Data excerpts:
-- -- --

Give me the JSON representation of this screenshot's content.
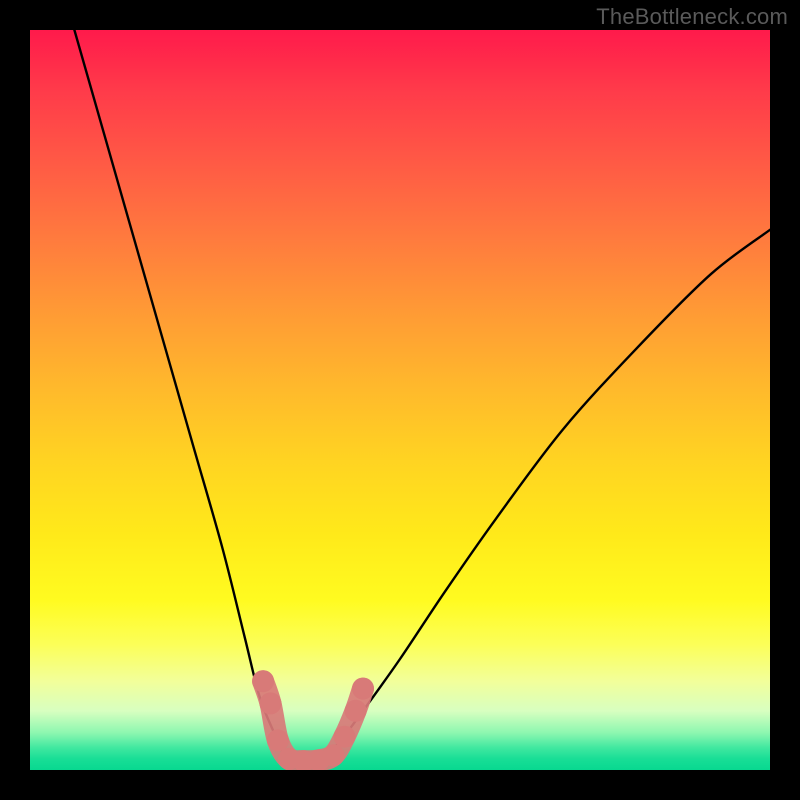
{
  "watermark": "TheBottleneck.com",
  "chart_data": {
    "type": "line",
    "title": "",
    "xlabel": "",
    "ylabel": "",
    "xlim": [
      0,
      100
    ],
    "ylim": [
      0,
      100
    ],
    "grid": false,
    "legend": false,
    "series": [
      {
        "name": "bottleneck-curve",
        "x": [
          6,
          10,
          14,
          18,
          22,
          26,
          29,
          31,
          33,
          34.5,
          36,
          38,
          40,
          42,
          45,
          50,
          56,
          63,
          72,
          82,
          92,
          100
        ],
        "y": [
          100,
          86,
          72,
          58,
          44,
          30,
          18,
          10,
          5,
          2,
          1,
          1,
          2,
          4,
          8,
          15,
          24,
          34,
          46,
          57,
          67,
          73
        ]
      }
    ],
    "marker_band": {
      "name": "optimal-band-markers",
      "color": "#d87a78",
      "points": [
        {
          "x": 31.5,
          "y": 12
        },
        {
          "x": 32.5,
          "y": 9
        },
        {
          "x": 33.5,
          "y": 4
        },
        {
          "x": 35.0,
          "y": 1.5
        },
        {
          "x": 37.0,
          "y": 1.2
        },
        {
          "x": 39.0,
          "y": 1.3
        },
        {
          "x": 41.0,
          "y": 2.0
        },
        {
          "x": 42.5,
          "y": 4.5
        },
        {
          "x": 44.0,
          "y": 8
        },
        {
          "x": 45.0,
          "y": 11
        }
      ]
    },
    "background_gradient": {
      "stops": [
        {
          "pos": 0,
          "color": "#ff1a4b"
        },
        {
          "pos": 0.5,
          "color": "#ffd322"
        },
        {
          "pos": 0.85,
          "color": "#fcff58"
        },
        {
          "pos": 1.0,
          "color": "#08d890"
        }
      ]
    }
  }
}
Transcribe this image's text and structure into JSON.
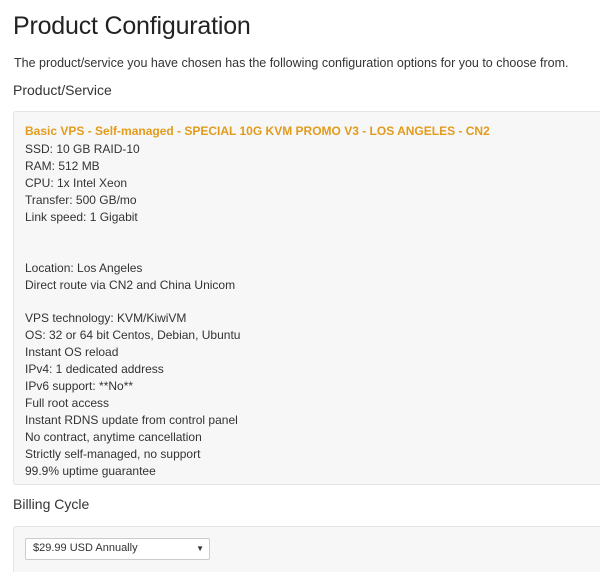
{
  "page": {
    "title": "Product Configuration",
    "intro": "The product/service you have chosen has the following configuration options for you to choose from."
  },
  "product_section": {
    "heading": "Product/Service",
    "name": "Basic VPS - Self-managed - SPECIAL 10G KVM PROMO V3 - LOS ANGELES - CN2",
    "specs": [
      "SSD: 10 GB RAID-10",
      "RAM: 512 MB",
      "CPU: 1x Intel Xeon",
      "Transfer: 500 GB/mo",
      "Link speed: 1 Gigabit",
      "Location: Los Angeles",
      "Direct route via CN2 and China Unicom",
      "VPS technology: KVM/KiwiVM",
      "OS: 32 or 64 bit Centos, Debian, Ubuntu",
      "Instant OS reload",
      "IPv4: 1 dedicated address",
      "IPv6 support: **No**",
      "Full root access",
      "Instant RDNS update from control panel",
      "No contract, anytime cancellation",
      "Strictly self-managed, no support",
      "99.9% uptime guarantee"
    ]
  },
  "billing_section": {
    "heading": "Billing Cycle",
    "selected_option": "$29.99 USD Annually",
    "caret_icon": "chevron-down-icon"
  },
  "colors": {
    "product_name": "#e39b1b",
    "panel_background": "#f7f7f7",
    "panel_border": "#e3e3e3",
    "text": "#333333"
  }
}
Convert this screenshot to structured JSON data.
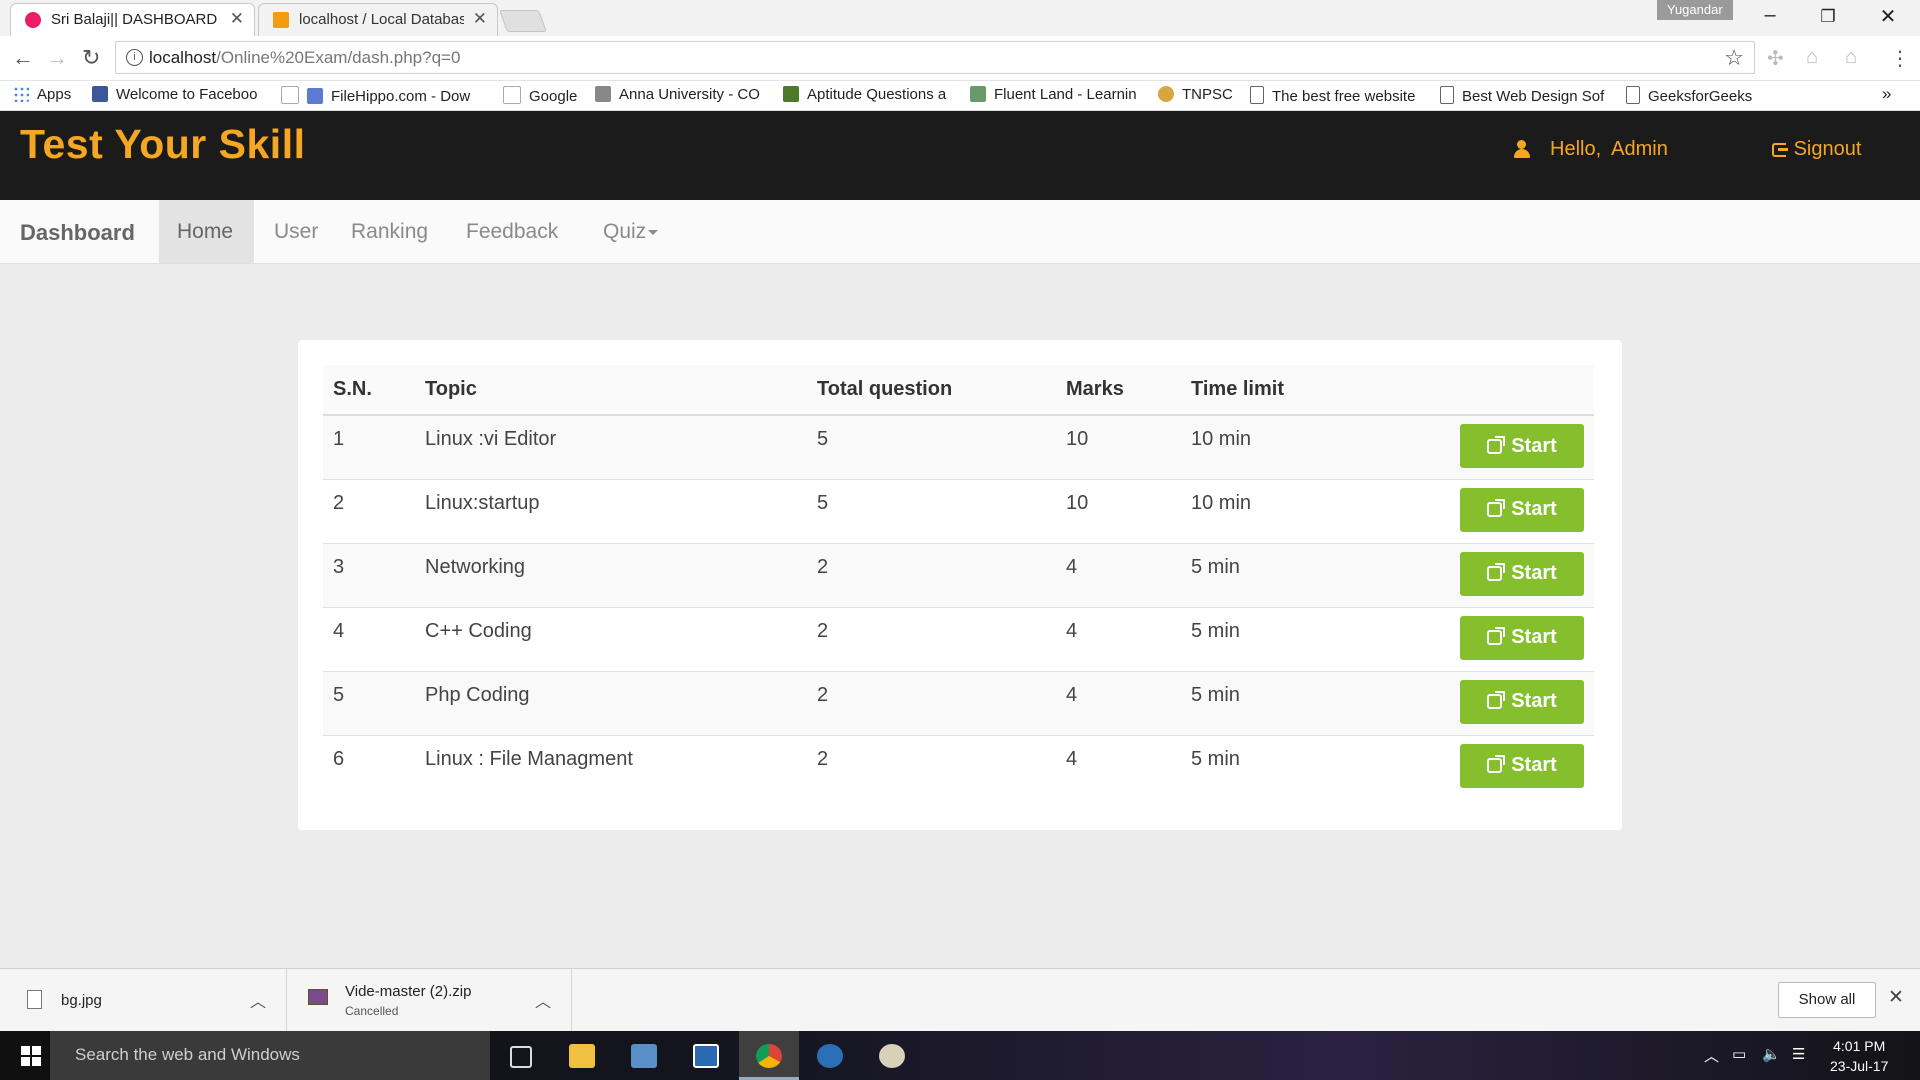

-- -- --

> DIRECTIVE: Give the number of lines in the records that contain the string "heading", with no other output.

> TASK RESPONSE: 2